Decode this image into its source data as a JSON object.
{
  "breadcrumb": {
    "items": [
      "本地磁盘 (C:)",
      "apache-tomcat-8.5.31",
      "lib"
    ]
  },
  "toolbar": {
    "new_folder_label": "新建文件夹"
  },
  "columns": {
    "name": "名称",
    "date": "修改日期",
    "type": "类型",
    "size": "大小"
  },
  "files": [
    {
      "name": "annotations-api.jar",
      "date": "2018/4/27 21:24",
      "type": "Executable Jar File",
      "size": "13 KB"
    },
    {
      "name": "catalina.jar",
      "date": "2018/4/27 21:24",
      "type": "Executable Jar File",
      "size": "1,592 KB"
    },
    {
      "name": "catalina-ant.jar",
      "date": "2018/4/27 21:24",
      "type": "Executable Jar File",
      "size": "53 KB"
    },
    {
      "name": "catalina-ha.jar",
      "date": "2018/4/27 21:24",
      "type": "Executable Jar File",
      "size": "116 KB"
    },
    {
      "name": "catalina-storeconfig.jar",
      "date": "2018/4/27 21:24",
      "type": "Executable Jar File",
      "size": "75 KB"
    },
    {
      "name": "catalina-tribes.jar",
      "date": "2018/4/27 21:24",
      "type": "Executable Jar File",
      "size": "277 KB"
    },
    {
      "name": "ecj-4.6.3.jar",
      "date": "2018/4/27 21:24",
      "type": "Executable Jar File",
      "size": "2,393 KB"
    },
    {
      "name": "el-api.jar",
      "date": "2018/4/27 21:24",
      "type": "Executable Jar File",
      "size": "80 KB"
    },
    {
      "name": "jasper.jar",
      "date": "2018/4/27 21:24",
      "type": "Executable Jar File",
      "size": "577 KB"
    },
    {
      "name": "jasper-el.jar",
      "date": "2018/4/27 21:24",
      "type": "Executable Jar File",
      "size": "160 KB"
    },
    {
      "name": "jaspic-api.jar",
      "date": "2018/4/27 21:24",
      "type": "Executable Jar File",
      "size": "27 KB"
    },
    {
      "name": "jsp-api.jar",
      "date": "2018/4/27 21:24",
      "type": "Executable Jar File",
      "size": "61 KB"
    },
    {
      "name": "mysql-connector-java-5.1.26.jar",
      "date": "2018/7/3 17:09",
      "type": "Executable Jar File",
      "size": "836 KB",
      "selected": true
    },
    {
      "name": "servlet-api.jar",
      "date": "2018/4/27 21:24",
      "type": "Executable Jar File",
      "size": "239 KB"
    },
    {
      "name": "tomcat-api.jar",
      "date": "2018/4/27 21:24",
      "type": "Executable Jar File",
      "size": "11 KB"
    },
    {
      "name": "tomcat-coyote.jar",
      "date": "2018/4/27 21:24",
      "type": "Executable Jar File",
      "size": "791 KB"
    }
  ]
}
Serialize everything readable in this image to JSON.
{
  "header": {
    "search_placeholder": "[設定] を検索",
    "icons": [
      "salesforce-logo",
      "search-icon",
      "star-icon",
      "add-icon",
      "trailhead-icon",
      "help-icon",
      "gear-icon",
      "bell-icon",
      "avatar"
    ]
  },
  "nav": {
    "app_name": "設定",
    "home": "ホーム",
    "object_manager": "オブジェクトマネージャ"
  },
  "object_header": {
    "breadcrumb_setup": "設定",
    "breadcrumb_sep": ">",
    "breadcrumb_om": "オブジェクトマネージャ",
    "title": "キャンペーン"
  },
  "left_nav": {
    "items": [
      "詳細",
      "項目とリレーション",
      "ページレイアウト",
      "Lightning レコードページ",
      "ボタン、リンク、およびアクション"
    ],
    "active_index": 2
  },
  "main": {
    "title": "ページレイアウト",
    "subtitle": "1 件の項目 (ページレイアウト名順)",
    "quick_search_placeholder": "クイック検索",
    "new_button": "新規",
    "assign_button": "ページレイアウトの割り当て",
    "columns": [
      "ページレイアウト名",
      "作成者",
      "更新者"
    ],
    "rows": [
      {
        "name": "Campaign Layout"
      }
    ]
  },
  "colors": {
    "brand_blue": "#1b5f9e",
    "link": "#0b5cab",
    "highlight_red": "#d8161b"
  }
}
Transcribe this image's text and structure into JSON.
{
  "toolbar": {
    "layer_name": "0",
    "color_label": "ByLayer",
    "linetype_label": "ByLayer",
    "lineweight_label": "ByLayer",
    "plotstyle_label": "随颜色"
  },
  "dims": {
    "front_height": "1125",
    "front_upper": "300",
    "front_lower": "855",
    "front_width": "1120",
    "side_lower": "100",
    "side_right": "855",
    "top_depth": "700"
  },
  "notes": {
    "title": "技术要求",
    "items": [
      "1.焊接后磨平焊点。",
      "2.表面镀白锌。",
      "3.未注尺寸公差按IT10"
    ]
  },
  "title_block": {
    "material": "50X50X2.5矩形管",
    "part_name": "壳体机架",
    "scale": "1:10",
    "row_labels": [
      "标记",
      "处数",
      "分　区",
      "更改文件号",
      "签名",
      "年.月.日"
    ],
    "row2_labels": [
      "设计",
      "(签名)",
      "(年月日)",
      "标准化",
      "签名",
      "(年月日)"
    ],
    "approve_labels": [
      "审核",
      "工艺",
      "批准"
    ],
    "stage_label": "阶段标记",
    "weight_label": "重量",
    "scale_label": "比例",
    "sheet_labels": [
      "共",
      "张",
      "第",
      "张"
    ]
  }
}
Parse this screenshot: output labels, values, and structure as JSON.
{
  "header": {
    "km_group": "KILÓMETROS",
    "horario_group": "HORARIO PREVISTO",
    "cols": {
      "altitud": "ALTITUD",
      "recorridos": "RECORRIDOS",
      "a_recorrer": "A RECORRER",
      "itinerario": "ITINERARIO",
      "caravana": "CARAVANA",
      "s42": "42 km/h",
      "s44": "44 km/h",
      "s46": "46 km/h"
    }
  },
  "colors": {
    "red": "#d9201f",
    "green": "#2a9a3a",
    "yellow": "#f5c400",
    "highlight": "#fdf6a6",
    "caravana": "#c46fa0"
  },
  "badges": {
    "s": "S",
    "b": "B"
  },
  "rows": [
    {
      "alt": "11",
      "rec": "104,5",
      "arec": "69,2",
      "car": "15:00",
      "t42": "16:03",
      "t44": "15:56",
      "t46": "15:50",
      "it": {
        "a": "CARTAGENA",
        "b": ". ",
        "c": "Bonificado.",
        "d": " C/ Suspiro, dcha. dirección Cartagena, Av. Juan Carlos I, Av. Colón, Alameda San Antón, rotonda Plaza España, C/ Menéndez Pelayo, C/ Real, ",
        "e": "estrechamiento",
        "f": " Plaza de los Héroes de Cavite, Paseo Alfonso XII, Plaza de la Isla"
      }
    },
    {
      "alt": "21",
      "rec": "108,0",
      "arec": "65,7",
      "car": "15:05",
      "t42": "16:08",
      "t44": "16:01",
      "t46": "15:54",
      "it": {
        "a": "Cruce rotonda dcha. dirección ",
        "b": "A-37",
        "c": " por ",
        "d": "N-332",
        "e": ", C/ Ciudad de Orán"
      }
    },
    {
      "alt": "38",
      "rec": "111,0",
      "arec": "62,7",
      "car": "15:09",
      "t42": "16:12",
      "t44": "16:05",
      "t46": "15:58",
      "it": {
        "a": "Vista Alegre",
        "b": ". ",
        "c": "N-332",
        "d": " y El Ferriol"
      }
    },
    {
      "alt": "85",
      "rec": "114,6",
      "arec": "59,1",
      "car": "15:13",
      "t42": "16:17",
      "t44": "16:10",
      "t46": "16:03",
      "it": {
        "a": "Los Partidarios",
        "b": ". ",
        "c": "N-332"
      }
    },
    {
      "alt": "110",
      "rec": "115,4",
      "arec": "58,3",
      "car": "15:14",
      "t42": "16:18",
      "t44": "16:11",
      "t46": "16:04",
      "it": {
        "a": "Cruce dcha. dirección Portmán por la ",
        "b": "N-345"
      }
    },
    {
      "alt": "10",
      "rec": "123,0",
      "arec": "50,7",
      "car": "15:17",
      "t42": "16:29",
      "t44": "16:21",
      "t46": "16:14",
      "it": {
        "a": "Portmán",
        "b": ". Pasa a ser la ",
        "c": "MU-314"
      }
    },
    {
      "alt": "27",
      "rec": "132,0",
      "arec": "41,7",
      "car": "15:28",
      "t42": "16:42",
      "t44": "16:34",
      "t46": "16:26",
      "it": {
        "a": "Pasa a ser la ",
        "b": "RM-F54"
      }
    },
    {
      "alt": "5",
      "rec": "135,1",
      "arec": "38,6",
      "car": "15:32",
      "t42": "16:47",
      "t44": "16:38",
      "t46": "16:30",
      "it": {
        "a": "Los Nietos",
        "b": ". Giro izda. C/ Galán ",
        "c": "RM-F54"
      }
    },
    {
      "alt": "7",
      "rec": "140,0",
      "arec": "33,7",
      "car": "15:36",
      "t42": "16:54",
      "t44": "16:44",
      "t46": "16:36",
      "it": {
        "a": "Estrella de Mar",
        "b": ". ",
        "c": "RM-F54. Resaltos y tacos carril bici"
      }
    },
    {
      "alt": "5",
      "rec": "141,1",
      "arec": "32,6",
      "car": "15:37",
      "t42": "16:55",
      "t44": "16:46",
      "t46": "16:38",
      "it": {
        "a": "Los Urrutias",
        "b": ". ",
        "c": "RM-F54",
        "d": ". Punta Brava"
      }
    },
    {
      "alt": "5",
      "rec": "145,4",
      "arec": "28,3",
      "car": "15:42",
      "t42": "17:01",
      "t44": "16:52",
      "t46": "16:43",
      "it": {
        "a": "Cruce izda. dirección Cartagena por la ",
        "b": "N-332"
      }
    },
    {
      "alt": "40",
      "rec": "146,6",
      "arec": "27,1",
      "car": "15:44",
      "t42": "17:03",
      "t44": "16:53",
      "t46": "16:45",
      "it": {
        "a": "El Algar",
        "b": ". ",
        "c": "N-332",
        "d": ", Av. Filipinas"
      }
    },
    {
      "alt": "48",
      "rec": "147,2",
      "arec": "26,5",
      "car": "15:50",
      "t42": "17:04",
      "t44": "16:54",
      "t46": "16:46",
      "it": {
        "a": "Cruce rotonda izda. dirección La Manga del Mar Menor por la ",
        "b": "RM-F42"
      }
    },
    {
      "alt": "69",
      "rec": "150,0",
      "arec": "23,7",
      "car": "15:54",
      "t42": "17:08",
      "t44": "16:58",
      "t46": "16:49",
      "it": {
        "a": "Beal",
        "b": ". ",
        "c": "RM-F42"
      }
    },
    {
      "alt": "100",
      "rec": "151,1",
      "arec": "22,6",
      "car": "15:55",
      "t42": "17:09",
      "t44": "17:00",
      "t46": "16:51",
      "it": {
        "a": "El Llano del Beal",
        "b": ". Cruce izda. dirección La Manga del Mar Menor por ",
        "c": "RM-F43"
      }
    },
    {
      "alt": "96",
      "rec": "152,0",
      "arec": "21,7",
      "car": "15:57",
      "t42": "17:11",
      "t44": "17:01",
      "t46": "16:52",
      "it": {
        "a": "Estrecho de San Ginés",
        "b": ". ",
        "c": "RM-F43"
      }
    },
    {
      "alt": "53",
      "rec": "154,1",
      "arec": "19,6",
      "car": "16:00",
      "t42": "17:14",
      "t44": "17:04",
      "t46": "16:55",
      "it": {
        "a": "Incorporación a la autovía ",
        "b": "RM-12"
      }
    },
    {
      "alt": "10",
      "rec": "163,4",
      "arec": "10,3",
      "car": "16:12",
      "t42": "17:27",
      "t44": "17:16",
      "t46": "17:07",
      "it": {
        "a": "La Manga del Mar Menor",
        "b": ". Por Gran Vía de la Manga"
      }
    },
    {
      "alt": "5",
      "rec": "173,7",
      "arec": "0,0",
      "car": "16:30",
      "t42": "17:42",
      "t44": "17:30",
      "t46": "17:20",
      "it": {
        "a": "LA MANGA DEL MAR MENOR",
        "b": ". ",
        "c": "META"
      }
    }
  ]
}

## AIM
Extract each line holding the word "this" from the records.

## OUTPUT OF THE EXERCISE
Decode this image into its source data as a JSON object.
Serialize everything readable in this image to JSON.
Transcribe this image's text and structure into JSON.
Parse this screenshot: output labels, values, and structure as JSON.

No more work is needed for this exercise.